• [Work to complete] Using the listing below, select the lines with the word "xlabel" and copy them.

[Lines of data]
————————

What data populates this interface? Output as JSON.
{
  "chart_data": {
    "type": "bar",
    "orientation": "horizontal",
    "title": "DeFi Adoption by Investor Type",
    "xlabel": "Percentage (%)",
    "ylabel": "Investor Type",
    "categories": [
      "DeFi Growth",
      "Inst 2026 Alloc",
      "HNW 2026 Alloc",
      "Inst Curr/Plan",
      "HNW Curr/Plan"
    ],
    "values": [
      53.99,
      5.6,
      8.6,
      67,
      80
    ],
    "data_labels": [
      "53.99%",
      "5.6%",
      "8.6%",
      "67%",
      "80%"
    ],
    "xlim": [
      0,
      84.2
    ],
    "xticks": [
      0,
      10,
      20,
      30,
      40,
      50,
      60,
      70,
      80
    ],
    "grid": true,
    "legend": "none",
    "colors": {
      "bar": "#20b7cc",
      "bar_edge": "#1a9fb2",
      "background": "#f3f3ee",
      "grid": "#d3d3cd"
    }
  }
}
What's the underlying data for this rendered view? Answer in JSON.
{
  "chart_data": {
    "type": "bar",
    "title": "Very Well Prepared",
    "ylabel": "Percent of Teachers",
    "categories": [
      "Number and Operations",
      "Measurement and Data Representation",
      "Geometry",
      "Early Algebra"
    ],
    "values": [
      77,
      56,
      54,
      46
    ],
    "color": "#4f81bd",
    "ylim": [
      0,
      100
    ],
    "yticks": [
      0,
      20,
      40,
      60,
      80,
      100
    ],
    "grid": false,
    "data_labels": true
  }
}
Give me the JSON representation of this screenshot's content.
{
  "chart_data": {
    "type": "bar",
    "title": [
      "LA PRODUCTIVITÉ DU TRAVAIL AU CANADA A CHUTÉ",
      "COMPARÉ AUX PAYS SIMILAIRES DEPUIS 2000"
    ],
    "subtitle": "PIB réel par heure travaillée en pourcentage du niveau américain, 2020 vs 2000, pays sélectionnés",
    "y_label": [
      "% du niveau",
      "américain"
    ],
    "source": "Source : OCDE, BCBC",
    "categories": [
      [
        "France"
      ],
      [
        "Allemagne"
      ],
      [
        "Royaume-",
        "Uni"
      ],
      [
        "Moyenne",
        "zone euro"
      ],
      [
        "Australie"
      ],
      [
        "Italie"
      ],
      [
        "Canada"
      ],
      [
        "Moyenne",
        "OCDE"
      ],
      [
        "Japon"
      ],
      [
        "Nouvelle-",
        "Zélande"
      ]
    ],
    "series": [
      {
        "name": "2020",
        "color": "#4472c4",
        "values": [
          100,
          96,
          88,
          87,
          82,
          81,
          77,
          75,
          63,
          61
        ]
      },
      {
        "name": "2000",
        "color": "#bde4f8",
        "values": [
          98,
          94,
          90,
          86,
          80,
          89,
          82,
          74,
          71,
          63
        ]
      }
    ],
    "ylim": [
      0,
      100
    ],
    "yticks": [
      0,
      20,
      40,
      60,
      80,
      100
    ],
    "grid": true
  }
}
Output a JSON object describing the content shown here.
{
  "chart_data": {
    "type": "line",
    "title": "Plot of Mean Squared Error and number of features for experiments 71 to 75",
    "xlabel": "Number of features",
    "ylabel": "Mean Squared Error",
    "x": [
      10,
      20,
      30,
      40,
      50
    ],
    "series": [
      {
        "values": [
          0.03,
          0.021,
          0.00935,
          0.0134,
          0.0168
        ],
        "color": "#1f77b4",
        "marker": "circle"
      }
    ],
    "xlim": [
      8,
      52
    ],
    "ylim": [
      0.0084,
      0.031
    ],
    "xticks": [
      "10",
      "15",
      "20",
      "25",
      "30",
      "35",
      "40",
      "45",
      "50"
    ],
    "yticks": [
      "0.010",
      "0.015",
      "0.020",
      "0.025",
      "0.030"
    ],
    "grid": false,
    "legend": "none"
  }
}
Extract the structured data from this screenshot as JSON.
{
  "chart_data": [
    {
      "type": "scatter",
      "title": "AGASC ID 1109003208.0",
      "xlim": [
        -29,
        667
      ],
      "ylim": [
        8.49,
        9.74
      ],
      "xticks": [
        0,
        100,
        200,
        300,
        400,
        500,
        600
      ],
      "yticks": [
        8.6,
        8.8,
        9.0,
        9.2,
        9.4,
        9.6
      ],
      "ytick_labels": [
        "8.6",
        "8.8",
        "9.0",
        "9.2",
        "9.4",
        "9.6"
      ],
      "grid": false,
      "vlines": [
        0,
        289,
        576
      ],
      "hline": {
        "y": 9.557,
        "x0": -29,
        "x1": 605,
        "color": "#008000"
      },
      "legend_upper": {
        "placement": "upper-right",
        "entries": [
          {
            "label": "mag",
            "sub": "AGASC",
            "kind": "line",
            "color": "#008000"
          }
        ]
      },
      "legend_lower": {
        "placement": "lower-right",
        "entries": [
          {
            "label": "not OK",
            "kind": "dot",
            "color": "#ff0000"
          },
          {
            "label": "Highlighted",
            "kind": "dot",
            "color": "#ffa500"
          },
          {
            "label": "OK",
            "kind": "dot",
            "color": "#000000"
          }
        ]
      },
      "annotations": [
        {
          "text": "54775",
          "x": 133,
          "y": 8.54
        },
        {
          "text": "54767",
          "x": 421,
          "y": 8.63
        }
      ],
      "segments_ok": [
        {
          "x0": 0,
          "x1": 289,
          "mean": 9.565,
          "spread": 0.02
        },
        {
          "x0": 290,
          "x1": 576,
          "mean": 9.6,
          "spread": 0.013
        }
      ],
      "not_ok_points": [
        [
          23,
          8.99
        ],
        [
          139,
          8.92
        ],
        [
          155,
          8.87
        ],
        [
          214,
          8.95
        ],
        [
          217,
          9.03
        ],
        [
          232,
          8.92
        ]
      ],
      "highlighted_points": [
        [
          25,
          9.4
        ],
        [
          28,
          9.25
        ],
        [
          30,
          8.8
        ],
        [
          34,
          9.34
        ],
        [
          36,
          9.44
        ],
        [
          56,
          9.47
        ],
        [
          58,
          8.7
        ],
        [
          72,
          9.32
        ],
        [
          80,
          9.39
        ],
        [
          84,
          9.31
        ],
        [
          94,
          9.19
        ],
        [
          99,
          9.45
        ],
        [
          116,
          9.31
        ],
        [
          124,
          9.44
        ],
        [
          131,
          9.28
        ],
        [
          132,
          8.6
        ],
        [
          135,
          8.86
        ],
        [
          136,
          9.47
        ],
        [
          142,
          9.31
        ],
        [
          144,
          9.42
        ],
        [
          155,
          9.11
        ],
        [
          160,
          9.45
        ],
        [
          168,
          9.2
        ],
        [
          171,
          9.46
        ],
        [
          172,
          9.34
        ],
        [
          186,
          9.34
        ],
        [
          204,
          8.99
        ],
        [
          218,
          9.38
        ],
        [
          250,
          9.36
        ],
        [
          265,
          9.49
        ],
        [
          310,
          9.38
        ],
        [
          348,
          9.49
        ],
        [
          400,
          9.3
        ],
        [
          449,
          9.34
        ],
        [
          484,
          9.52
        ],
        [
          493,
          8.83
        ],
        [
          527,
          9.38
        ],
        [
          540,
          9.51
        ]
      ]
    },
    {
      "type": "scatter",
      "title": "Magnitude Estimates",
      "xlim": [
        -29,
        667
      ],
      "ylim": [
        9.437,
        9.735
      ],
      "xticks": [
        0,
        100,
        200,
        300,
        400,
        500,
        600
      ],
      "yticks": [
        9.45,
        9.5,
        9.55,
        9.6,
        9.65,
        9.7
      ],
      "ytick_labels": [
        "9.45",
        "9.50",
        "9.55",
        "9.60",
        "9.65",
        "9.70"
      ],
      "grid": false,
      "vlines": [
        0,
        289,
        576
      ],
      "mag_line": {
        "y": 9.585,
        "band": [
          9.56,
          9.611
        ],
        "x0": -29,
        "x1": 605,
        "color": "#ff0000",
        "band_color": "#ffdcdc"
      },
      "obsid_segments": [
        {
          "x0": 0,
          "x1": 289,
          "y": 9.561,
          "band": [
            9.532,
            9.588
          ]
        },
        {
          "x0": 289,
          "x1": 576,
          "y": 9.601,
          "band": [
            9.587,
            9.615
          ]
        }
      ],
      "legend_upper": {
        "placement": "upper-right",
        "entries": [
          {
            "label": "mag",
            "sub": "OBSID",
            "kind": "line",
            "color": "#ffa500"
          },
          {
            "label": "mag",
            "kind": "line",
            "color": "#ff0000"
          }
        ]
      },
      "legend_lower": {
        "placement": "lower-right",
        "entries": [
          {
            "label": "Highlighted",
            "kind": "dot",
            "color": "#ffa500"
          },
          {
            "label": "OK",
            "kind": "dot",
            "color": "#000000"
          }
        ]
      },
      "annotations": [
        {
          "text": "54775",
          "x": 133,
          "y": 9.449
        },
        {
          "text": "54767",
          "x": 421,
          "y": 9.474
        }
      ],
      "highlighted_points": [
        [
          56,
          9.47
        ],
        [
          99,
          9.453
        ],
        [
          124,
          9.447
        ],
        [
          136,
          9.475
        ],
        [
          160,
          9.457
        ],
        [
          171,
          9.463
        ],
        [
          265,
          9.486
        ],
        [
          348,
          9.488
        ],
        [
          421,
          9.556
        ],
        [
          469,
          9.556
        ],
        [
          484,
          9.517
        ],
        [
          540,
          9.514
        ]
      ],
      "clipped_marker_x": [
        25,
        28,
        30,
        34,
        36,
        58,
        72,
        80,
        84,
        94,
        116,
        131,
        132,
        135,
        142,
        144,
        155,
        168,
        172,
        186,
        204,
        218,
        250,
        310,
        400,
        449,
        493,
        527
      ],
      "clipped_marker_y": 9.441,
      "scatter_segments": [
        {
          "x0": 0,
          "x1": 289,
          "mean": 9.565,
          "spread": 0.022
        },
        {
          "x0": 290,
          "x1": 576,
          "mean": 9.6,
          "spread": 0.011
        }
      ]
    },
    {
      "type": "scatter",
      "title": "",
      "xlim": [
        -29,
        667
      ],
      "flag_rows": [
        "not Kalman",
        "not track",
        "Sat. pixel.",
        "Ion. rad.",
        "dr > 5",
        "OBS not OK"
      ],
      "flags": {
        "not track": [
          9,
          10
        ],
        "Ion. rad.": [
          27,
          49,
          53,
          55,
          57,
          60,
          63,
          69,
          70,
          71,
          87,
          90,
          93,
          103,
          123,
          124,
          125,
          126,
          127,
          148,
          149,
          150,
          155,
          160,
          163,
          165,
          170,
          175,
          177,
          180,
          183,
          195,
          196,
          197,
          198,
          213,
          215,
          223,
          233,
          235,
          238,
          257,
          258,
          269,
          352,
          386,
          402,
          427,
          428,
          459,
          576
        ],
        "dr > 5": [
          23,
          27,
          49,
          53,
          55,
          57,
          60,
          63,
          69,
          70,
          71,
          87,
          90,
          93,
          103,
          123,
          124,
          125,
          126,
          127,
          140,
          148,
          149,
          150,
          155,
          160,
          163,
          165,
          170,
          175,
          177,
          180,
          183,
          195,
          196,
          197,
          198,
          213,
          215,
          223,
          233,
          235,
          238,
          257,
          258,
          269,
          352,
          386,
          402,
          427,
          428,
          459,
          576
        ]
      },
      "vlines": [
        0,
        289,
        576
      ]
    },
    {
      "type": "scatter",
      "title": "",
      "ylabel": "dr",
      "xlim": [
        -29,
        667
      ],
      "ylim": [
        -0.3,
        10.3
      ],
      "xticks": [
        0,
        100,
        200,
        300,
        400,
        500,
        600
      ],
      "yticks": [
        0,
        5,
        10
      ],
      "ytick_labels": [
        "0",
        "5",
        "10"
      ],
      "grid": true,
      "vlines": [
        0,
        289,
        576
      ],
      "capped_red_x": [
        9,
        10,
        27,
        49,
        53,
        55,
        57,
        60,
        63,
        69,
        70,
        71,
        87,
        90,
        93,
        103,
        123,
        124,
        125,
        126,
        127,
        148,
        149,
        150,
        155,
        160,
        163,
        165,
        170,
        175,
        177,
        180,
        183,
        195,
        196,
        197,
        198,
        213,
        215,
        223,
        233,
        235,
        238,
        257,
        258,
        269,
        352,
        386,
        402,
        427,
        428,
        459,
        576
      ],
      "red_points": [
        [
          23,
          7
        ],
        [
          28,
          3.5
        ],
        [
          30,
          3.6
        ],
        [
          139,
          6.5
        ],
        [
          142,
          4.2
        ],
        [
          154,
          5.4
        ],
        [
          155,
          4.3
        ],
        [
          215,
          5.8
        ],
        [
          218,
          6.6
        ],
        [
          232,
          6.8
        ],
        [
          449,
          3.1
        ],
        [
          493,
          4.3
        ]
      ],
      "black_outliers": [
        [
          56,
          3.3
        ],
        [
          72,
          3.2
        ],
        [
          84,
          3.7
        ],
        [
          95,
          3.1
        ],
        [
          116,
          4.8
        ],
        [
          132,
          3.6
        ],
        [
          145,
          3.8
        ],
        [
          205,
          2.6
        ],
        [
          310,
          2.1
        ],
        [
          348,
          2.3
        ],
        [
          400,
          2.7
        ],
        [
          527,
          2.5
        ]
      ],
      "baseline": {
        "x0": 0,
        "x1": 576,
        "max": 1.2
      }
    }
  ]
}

————————

• [Answer to this exercise]
    "xlabel": "Percentage (%)",
    "xlabel": "Number of features",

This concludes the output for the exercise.